Goal:
Scan the entries below for the word "Nicotine". Copy each line that has it.

Dataset entries on figures
━━━━
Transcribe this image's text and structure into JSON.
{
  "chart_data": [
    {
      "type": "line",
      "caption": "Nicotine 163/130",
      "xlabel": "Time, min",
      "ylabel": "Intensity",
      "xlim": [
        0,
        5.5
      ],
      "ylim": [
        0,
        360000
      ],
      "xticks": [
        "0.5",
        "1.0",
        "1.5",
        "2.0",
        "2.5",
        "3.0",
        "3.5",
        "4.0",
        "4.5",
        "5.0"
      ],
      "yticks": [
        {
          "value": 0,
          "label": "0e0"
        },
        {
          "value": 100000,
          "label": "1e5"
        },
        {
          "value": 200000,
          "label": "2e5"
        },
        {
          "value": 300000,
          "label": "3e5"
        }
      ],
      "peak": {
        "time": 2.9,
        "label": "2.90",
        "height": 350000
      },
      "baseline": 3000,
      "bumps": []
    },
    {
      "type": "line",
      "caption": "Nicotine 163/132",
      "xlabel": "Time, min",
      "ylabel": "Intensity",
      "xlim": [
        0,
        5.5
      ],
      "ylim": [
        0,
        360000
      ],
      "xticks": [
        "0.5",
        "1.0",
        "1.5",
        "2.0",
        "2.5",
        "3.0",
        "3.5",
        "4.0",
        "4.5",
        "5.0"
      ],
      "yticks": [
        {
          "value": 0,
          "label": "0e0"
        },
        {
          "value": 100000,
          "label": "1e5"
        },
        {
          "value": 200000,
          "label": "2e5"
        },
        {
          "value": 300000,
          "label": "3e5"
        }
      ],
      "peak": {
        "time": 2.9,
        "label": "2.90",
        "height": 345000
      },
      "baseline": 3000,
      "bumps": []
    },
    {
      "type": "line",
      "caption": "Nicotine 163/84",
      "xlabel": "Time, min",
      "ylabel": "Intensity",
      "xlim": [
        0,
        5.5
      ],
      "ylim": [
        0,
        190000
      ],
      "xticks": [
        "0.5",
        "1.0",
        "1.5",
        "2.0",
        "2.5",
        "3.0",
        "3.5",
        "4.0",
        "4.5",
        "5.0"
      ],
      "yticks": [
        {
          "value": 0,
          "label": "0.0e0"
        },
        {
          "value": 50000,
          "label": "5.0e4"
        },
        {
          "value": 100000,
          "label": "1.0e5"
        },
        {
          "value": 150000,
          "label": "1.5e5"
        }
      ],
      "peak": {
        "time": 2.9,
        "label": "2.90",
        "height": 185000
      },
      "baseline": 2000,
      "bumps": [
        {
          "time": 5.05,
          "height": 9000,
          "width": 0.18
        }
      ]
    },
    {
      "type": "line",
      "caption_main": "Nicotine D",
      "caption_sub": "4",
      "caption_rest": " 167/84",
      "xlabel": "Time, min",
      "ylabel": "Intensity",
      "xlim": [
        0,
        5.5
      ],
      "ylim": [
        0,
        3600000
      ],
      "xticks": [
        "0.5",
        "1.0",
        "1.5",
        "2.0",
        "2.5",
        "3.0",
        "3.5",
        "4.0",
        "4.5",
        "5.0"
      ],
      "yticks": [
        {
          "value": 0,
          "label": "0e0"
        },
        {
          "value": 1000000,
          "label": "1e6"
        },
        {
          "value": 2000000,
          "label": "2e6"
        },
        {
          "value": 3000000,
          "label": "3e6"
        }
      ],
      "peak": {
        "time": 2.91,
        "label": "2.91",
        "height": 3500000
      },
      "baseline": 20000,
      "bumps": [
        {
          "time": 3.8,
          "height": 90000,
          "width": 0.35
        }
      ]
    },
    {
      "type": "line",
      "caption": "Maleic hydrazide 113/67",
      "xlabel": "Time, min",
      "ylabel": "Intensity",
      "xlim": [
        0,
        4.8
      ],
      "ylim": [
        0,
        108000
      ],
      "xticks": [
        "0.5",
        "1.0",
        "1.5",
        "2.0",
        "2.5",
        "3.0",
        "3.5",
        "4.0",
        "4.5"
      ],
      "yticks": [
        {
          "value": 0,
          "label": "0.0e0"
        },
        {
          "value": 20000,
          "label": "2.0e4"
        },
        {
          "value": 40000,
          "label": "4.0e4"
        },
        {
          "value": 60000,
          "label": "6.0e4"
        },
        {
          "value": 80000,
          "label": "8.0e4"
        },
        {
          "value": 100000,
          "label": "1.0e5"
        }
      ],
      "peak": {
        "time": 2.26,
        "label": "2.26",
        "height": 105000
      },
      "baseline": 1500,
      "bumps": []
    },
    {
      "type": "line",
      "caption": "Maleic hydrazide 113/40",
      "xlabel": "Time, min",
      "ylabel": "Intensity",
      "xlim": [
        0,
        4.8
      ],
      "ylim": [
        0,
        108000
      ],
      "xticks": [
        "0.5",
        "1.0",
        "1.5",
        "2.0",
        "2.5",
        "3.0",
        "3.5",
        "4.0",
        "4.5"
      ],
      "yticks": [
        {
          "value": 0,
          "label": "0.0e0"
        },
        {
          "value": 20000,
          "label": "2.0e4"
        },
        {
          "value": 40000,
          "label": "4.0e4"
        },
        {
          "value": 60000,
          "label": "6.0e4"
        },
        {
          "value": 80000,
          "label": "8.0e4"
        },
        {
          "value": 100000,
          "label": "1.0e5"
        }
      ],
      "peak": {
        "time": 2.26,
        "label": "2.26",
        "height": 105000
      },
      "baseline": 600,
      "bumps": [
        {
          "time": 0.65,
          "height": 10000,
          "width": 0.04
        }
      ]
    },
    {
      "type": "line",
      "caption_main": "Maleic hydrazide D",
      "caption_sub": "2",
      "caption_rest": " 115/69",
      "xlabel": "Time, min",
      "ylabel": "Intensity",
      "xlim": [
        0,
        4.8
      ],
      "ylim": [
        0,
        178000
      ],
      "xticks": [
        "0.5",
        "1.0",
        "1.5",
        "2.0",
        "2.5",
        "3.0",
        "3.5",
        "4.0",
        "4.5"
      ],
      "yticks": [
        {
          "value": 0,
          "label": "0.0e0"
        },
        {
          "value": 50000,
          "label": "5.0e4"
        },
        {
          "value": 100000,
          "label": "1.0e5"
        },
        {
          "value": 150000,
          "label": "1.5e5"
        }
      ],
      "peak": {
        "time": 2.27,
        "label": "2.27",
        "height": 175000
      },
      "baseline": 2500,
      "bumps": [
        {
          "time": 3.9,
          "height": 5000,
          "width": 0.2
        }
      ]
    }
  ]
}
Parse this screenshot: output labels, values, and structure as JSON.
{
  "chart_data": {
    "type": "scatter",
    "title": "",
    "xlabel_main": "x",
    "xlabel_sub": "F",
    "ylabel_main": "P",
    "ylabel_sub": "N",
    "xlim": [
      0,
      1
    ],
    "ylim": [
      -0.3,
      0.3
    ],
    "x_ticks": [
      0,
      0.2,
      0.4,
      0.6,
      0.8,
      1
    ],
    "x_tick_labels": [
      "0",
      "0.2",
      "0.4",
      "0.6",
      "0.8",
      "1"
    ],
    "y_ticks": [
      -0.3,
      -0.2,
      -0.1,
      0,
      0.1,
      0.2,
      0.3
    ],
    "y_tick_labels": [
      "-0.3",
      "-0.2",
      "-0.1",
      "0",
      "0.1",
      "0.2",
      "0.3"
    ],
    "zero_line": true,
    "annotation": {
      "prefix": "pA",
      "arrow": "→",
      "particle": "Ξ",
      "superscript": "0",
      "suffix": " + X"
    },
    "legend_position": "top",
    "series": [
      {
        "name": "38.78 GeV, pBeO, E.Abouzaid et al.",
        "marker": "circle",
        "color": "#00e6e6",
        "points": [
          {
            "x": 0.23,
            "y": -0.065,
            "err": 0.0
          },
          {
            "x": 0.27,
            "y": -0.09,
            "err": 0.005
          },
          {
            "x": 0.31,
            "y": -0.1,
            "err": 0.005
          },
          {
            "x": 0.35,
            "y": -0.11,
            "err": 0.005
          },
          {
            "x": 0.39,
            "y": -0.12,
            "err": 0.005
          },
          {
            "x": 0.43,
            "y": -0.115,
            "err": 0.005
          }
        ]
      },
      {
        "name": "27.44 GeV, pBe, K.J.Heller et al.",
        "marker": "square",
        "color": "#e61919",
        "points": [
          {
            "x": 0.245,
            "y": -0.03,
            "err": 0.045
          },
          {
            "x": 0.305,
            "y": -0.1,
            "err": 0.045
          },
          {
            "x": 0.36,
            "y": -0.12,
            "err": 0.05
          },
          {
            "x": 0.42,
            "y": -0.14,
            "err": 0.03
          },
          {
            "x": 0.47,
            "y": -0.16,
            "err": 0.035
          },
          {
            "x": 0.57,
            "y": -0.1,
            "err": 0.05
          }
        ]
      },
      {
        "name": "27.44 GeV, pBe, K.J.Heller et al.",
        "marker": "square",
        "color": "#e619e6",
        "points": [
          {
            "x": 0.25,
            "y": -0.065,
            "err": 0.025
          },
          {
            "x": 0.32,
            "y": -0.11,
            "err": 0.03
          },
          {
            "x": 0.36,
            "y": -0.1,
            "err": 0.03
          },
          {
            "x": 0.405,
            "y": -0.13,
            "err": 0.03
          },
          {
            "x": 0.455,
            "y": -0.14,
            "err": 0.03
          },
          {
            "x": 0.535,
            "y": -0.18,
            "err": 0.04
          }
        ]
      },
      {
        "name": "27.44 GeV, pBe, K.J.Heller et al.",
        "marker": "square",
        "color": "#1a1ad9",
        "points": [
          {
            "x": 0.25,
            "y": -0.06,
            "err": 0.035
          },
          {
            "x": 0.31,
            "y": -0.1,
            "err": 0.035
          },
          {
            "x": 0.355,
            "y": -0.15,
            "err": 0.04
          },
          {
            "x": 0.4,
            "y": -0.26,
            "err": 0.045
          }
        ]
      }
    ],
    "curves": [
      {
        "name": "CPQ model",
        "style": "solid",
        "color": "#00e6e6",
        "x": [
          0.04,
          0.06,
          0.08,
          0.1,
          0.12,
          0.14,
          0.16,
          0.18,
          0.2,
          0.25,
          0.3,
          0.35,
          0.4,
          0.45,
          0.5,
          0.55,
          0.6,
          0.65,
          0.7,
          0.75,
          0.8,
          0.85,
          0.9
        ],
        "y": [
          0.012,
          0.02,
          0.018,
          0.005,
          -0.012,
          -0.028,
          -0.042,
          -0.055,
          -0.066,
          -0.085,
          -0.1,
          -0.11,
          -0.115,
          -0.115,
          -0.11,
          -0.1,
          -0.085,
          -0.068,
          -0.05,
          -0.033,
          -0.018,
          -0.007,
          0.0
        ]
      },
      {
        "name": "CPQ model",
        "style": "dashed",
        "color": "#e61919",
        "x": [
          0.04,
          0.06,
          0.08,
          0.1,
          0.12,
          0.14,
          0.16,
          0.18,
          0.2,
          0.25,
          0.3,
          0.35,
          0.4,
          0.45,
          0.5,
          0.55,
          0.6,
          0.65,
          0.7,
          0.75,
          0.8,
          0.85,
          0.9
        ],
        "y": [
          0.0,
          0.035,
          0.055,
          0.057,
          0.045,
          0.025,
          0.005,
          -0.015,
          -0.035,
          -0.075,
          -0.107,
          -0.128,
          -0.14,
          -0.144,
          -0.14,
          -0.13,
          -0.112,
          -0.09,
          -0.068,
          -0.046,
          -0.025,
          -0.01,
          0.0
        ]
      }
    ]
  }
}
━━━━
Complete output:
      "caption": "Nicotine 163/130",
      "caption": "Nicotine 163/132",
      "caption": "Nicotine 163/84",
      "caption_main": "Nicotine D",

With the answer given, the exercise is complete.